What follows are records. Restate all of them word for word.

[A block of data]
------------------------------------------------------------

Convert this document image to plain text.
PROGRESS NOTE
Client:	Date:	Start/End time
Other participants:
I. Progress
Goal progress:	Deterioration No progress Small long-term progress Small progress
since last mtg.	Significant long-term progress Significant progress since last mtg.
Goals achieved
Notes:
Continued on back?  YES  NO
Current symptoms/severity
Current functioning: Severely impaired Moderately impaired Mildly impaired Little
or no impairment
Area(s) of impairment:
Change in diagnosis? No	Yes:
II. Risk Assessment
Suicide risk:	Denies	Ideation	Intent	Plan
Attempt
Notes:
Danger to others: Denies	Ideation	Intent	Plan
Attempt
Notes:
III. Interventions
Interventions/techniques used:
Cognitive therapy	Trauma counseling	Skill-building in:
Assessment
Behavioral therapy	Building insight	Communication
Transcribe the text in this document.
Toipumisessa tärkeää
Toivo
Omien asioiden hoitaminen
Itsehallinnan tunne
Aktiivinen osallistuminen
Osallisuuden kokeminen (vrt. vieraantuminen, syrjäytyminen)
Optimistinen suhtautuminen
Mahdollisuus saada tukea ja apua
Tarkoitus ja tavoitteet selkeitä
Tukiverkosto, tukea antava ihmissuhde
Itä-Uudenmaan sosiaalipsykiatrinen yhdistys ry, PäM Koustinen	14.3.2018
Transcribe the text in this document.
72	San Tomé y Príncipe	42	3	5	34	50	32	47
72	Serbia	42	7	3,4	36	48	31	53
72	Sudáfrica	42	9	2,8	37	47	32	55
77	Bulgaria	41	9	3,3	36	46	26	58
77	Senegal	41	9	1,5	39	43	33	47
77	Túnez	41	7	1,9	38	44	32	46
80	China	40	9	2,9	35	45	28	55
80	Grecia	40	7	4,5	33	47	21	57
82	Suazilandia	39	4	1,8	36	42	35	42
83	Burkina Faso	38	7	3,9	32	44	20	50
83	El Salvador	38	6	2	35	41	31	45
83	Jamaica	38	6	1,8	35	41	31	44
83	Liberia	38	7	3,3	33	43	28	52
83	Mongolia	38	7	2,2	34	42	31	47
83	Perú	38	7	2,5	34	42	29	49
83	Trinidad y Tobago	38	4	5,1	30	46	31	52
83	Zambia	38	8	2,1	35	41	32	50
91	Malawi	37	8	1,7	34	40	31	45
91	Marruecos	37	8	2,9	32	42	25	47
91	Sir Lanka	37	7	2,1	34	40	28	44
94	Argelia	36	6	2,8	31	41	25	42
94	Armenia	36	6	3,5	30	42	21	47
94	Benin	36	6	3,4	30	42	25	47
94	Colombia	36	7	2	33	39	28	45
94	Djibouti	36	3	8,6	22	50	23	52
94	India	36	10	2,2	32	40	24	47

------------------------------------------------------------

■ Finished exercise ■
Convert this document image to plain text.
PROGRESS NOTE
Client:	Date:	Start/End time
Other participants:
I. Progress
Goal progress:	Deterioration No progress Small long-term progress Small progress
since last mtg.	Significant long-term progress Significant progress since last mtg.
Goals achieved
Notes:
Continued on back?  YES  NO
Current symptoms/severity
Current functioning: Severely impaired Moderately impaired Mildly impaired Little
or no impairment
Area(s) of impairment:
Change in diagnosis? No	Yes:
II. Risk Assessment
Suicide risk:	Denies	Ideation	Intent	Plan
Attempt
Notes:
Danger to others: Denies	Ideation	Intent	Plan
Attempt
Notes:
III. Interventions
Interventions/techniques used:
Cognitive therapy	Trauma counseling	Skill-building in:
Assessment
Behavioral therapy	Building insight	Communication
Transcribe the text in this document.
Toipumisessa tärkeää
Toivo
Omien asioiden hoitaminen
Itsehallinnan tunne
Aktiivinen osallistuminen
Osallisuuden kokeminen (vrt. vieraantuminen, syrjäytyminen)
Optimistinen suhtautuminen
Mahdollisuus saada tukea ja apua
Tarkoitus ja tavoitteet selkeitä
Tukiverkosto, tukea antava ihmissuhde
Itä-Uudenmaan sosiaalipsykiatrinen yhdistys ry, PäM Koustinen	14.3.2018
Transcribe the text in this document.
72	San Tomé y Príncipe	42	3	5	34	50	32	47
72	Serbia	42	7	3,4	36	48	31	53
72	Sudáfrica	42	9	2,8	37	47	32	55
77	Bulgaria	41	9	3,3	36	46	26	58
77	Senegal	41	9	1,5	39	43	33	47
77	Túnez	41	7	1,9	38	44	32	46
80	China	40	9	2,9	35	45	28	55
80	Grecia	40	7	4,5	33	47	21	57
82	Suazilandia	39	4	1,8	36	42	35	42
83	Burkina Faso	38	7	3,9	32	44	20	50
83	El Salvador	38	6	2	35	41	31	45
83	Jamaica	38	6	1,8	35	41	31	44
83	Liberia	38	7	3,3	33	43	28	52
83	Mongolia	38	7	2,2	34	42	31	47
83	Perú	38	7	2,5	34	42	29	49
83	Trinidad y Tobago	38	4	5,1	30	46	31	52
83	Zambia	38	8	2,1	35	41	32	50
91	Malawi	37	8	1,7	34	40	31	45
91	Marruecos	37	8	2,9	32	42	25	47
91	Sir Lanka	37	7	2,1	34	40	28	44
94	Argelia	36	6	2,8	31	41	25	42
94	Armenia	36	6	3,5	30	42	21	47
94	Benin	36	6	3,4	30	42	25	47
94	Colombia	36	7	2	33	39	28	45
94	Djibouti	36	3	8,6	22	50	23	52
94	India	36	10	2,2	32	40	24	47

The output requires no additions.